• EXERCISE
Transcribe the records that follow. Keep every word exactly, and drop the pictures.

• EXERCISE INPUT

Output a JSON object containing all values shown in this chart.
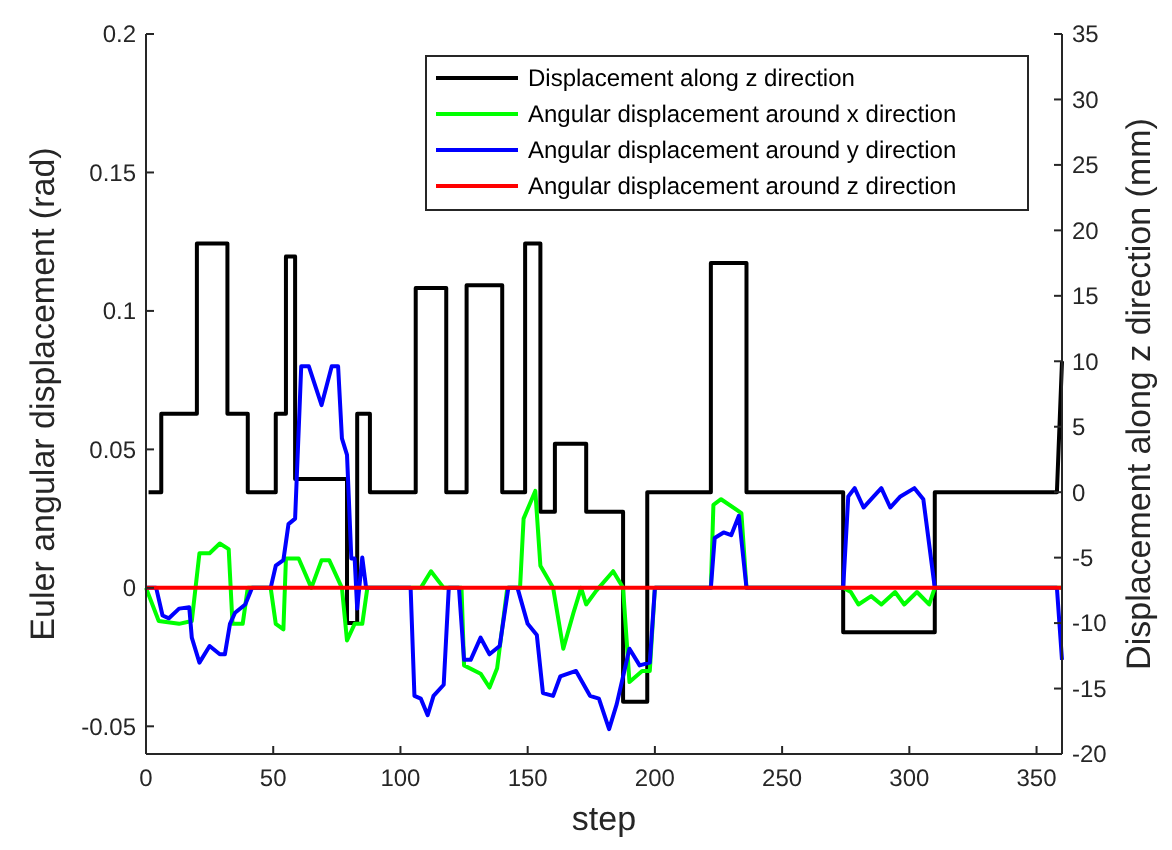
{
  "chart_data": {
    "type": "line",
    "xlabel": "step",
    "ylabel": "Euler angular displacement (rad)",
    "y2label": "Displacement along z direction (mm)",
    "xlim": [
      0,
      360
    ],
    "xticks": [
      0,
      50,
      100,
      150,
      200,
      250,
      300,
      350
    ],
    "ylim": [
      -0.06,
      0.2
    ],
    "yticks": [
      -0.05,
      0,
      0.05,
      0.1,
      0.15,
      0.2
    ],
    "y2lim": [
      -20,
      35
    ],
    "y2ticks": [
      -20,
      -15,
      -10,
      -5,
      0,
      5,
      10,
      15,
      20,
      25,
      30,
      35
    ],
    "legend": "top right",
    "series": [
      {
        "name": "Displacement along z direction",
        "color": "#000000",
        "axis": "y2",
        "x": [
          1,
          6,
          6,
          20,
          20,
          32,
          32,
          40,
          40,
          51,
          51,
          55,
          55,
          58.6,
          58.6,
          79,
          79,
          83,
          83,
          88,
          88,
          106,
          106,
          118,
          118,
          126,
          126,
          140,
          140,
          149,
          149,
          155,
          155,
          160.7,
          160.7,
          173,
          173,
          187.5,
          187.5,
          197,
          197,
          222,
          222,
          236,
          236,
          274,
          274,
          310,
          310,
          358,
          360
        ],
        "values": [
          0,
          0,
          6,
          6,
          19,
          19,
          6,
          6,
          0,
          0,
          6,
          6,
          18,
          18,
          1,
          1,
          -10,
          -10,
          6,
          6,
          0,
          0,
          15.6,
          15.6,
          0,
          0,
          15.8,
          15.8,
          0,
          0,
          19,
          19,
          -1.5,
          -1.5,
          3.7,
          3.7,
          -1.5,
          -1.5,
          -16,
          -16,
          0,
          0,
          17.5,
          17.5,
          0,
          0,
          -10.7,
          -10.7,
          0,
          0,
          10
        ]
      },
      {
        "name": "Angular displacement around x direction",
        "color": "#00ff00",
        "x": [
          0,
          5,
          13,
          18,
          21,
          25,
          29,
          32.5,
          34,
          38,
          40,
          49,
          51,
          54,
          55,
          60,
          65,
          69,
          72,
          77,
          79,
          82,
          85,
          87,
          108,
          112,
          117,
          124,
          125,
          131.5,
          135,
          138,
          142,
          147,
          148.4,
          153,
          155,
          160,
          164,
          168,
          171,
          173,
          177,
          183.6,
          187.5,
          190,
          195,
          198,
          200,
          222,
          223,
          226,
          234,
          236,
          274,
          277,
          280,
          285,
          289,
          294.4,
          298,
          303,
          307.8,
          310,
          360
        ],
        "values": [
          0,
          -0.012,
          -0.013,
          -0.012,
          0.0125,
          0.0125,
          0.016,
          0.014,
          -0.013,
          -0.013,
          0,
          0,
          -0.013,
          -0.015,
          0.0106,
          0.0106,
          0,
          0.01,
          0.01,
          0,
          -0.019,
          -0.013,
          -0.013,
          0,
          0,
          0.006,
          0,
          0,
          -0.028,
          -0.031,
          -0.036,
          -0.029,
          0,
          0,
          0.025,
          0.035,
          0.008,
          0,
          -0.022,
          -0.009,
          0,
          -0.006,
          -0.001,
          0.006,
          0,
          -0.034,
          -0.03,
          -0.03,
          0,
          0,
          0.03,
          0.032,
          0.027,
          0,
          0,
          -0.0015,
          -0.006,
          -0.003,
          -0.006,
          -0.0015,
          -0.006,
          -0.0015,
          -0.006,
          0,
          0
        ]
      },
      {
        "name": "Angular displacement around y direction",
        "color": "#0000ff",
        "x": [
          0,
          4,
          6.5,
          9,
          13,
          17,
          18,
          21,
          25,
          29,
          31,
          33,
          35,
          39,
          41.7,
          49,
          51,
          54,
          56,
          58.6,
          60.4,
          61,
          64,
          69,
          73,
          75.5,
          77,
          79,
          80.7,
          82,
          83,
          85,
          86.5,
          104,
          105.5,
          108,
          110.7,
          113,
          117,
          119,
          123,
          125,
          127.6,
          131.5,
          135,
          139,
          142.4,
          146,
          150,
          153.6,
          156,
          160,
          162.8,
          169,
          174.5,
          178,
          182,
          185,
          190,
          194,
          198,
          200,
          222,
          223.5,
          227,
          230,
          233,
          236,
          274,
          276,
          278.5,
          282,
          286,
          289,
          292.5,
          296.5,
          302,
          305.5,
          310,
          358,
          360
        ],
        "values": [
          0,
          0,
          -0.01,
          -0.011,
          -0.0075,
          -0.007,
          -0.018,
          -0.027,
          -0.021,
          -0.024,
          -0.024,
          -0.013,
          -0.009,
          -0.006,
          0,
          0,
          0.008,
          0.01,
          0.023,
          0.025,
          0.066,
          0.08,
          0.08,
          0.066,
          0.08,
          0.08,
          0.054,
          0.048,
          0.0106,
          0.0106,
          -0.0075,
          0.011,
          0,
          0,
          -0.039,
          -0.04,
          -0.046,
          -0.039,
          -0.035,
          0,
          0,
          -0.026,
          -0.026,
          -0.018,
          -0.024,
          -0.021,
          0,
          0,
          -0.013,
          -0.017,
          -0.038,
          -0.039,
          -0.032,
          -0.03,
          -0.039,
          -0.04,
          -0.051,
          -0.042,
          -0.022,
          -0.028,
          -0.027,
          0,
          0,
          0.018,
          0.02,
          0.019,
          0.026,
          0,
          0,
          0.033,
          0.036,
          0.029,
          0.033,
          0.036,
          0.029,
          0.033,
          0.036,
          0.032,
          0,
          0,
          -0.026
        ]
      },
      {
        "name": "Angular displacement around z direction",
        "color": "#ff0000",
        "x": [
          0,
          30,
          60,
          100,
          150,
          200,
          250,
          300,
          360
        ],
        "values": [
          0,
          0,
          0,
          0,
          0,
          0,
          0,
          0,
          0
        ]
      }
    ]
  }
}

• WRITTEN ANSWER
Output a JSON object containing all values shown in this chart.
{
  "chart_data": {
    "type": "line",
    "xlabel": "step",
    "ylabel": "Euler angular displacement (rad)",
    "y2label": "Displacement along z direction (mm)",
    "xlim": [
      0,
      360
    ],
    "xticks": [
      0,
      50,
      100,
      150,
      200,
      250,
      300,
      350
    ],
    "ylim": [
      -0.06,
      0.2
    ],
    "yticks": [
      -0.05,
      0,
      0.05,
      0.1,
      0.15,
      0.2
    ],
    "y2lim": [
      -20,
      35
    ],
    "y2ticks": [
      -20,
      -15,
      -10,
      -5,
      0,
      5,
      10,
      15,
      20,
      25,
      30,
      35
    ],
    "legend": "top right",
    "series": [
      {
        "name": "Displacement along z direction",
        "color": "#000000",
        "axis": "y2",
        "x": [
          1,
          6,
          6,
          20,
          20,
          32,
          32,
          40,
          40,
          51,
          51,
          55,
          55,
          58.6,
          58.6,
          79,
          79,
          83,
          83,
          88,
          88,
          106,
          106,
          118,
          118,
          126,
          126,
          140,
          140,
          149,
          149,
          155,
          155,
          160.7,
          160.7,
          173,
          173,
          187.5,
          187.5,
          197,
          197,
          222,
          222,
          236,
          236,
          274,
          274,
          310,
          310,
          358,
          360
        ],
        "values": [
          0,
          0,
          6,
          6,
          19,
          19,
          6,
          6,
          0,
          0,
          6,
          6,
          18,
          18,
          1,
          1,
          -10,
          -10,
          6,
          6,
          0,
          0,
          15.6,
          15.6,
          0,
          0,
          15.8,
          15.8,
          0,
          0,
          19,
          19,
          -1.5,
          -1.5,
          3.7,
          3.7,
          -1.5,
          -1.5,
          -16,
          -16,
          0,
          0,
          17.5,
          17.5,
          0,
          0,
          -10.7,
          -10.7,
          0,
          0,
          10
        ]
      },
      {
        "name": "Angular displacement around x direction",
        "color": "#00ff00",
        "x": [
          0,
          5,
          13,
          18,
          21,
          25,
          29,
          32.5,
          34,
          38,
          40,
          49,
          51,
          54,
          55,
          60,
          65,
          69,
          72,
          77,
          79,
          82,
          85,
          87,
          108,
          112,
          117,
          124,
          125,
          131.5,
          135,
          138,
          142,
          147,
          148.4,
          153,
          155,
          160,
          164,
          168,
          171,
          173,
          177,
          183.6,
          187.5,
          190,
          195,
          198,
          200,
          222,
          223,
          226,
          234,
          236,
          274,
          277,
          280,
          285,
          289,
          294.4,
          298,
          303,
          307.8,
          310,
          360
        ],
        "values": [
          0,
          -0.012,
          -0.013,
          -0.012,
          0.0125,
          0.0125,
          0.016,
          0.014,
          -0.013,
          -0.013,
          0,
          0,
          -0.013,
          -0.015,
          0.0106,
          0.0106,
          0,
          0.01,
          0.01,
          0,
          -0.019,
          -0.013,
          -0.013,
          0,
          0,
          0.006,
          0,
          0,
          -0.028,
          -0.031,
          -0.036,
          -0.029,
          0,
          0,
          0.025,
          0.035,
          0.008,
          0,
          -0.022,
          -0.009,
          0,
          -0.006,
          -0.001,
          0.006,
          0,
          -0.034,
          -0.03,
          -0.03,
          0,
          0,
          0.03,
          0.032,
          0.027,
          0,
          0,
          -0.0015,
          -0.006,
          -0.003,
          -0.006,
          -0.0015,
          -0.006,
          -0.0015,
          -0.006,
          0,
          0
        ]
      },
      {
        "name": "Angular displacement around y direction",
        "color": "#0000ff",
        "x": [
          0,
          4,
          6.5,
          9,
          13,
          17,
          18,
          21,
          25,
          29,
          31,
          33,
          35,
          39,
          41.7,
          49,
          51,
          54,
          56,
          58.6,
          60.4,
          61,
          64,
          69,
          73,
          75.5,
          77,
          79,
          80.7,
          82,
          83,
          85,
          86.5,
          104,
          105.5,
          108,
          110.7,
          113,
          117,
          119,
          123,
          125,
          127.6,
          131.5,
          135,
          139,
          142.4,
          146,
          150,
          153.6,
          156,
          160,
          162.8,
          169,
          174.5,
          178,
          182,
          185,
          190,
          194,
          198,
          200,
          222,
          223.5,
          227,
          230,
          233,
          236,
          274,
          276,
          278.5,
          282,
          286,
          289,
          292.5,
          296.5,
          302,
          305.5,
          310,
          358,
          360
        ],
        "values": [
          0,
          0,
          -0.01,
          -0.011,
          -0.0075,
          -0.007,
          -0.018,
          -0.027,
          -0.021,
          -0.024,
          -0.024,
          -0.013,
          -0.009,
          -0.006,
          0,
          0,
          0.008,
          0.01,
          0.023,
          0.025,
          0.066,
          0.08,
          0.08,
          0.066,
          0.08,
          0.08,
          0.054,
          0.048,
          0.0106,
          0.0106,
          -0.0075,
          0.011,
          0,
          0,
          -0.039,
          -0.04,
          -0.046,
          -0.039,
          -0.035,
          0,
          0,
          -0.026,
          -0.026,
          -0.018,
          -0.024,
          -0.021,
          0,
          0,
          -0.013,
          -0.017,
          -0.038,
          -0.039,
          -0.032,
          -0.03,
          -0.039,
          -0.04,
          -0.051,
          -0.042,
          -0.022,
          -0.028,
          -0.027,
          0,
          0,
          0.018,
          0.02,
          0.019,
          0.026,
          0,
          0,
          0.033,
          0.036,
          0.029,
          0.033,
          0.036,
          0.029,
          0.033,
          0.036,
          0.032,
          0,
          0,
          -0.026
        ]
      },
      {
        "name": "Angular displacement around z direction",
        "color": "#ff0000",
        "x": [
          0,
          30,
          60,
          100,
          150,
          200,
          250,
          300,
          360
        ],
        "values": [
          0,
          0,
          0,
          0,
          0,
          0,
          0,
          0,
          0
        ]
      }
    ]
  }
}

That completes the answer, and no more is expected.